- [Figure record extracts]

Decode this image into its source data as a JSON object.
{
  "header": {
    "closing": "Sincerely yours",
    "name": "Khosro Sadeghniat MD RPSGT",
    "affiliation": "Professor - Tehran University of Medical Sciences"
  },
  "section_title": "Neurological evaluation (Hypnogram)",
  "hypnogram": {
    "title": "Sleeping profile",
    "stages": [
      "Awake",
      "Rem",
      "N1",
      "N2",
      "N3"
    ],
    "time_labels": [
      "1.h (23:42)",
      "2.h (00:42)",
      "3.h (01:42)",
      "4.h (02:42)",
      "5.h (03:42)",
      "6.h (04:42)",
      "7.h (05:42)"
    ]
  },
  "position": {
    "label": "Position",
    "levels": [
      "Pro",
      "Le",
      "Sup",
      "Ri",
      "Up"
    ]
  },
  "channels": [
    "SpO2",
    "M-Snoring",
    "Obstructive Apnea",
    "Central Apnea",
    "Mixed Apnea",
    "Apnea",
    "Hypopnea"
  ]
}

- [BRIEF] From the records above, copy every line that holds the word "Apnea".

- [RESPONSE BELOW]
    "Obstructive Apnea",
    "Central Apnea",
    "Mixed Apnea",
    "Apnea",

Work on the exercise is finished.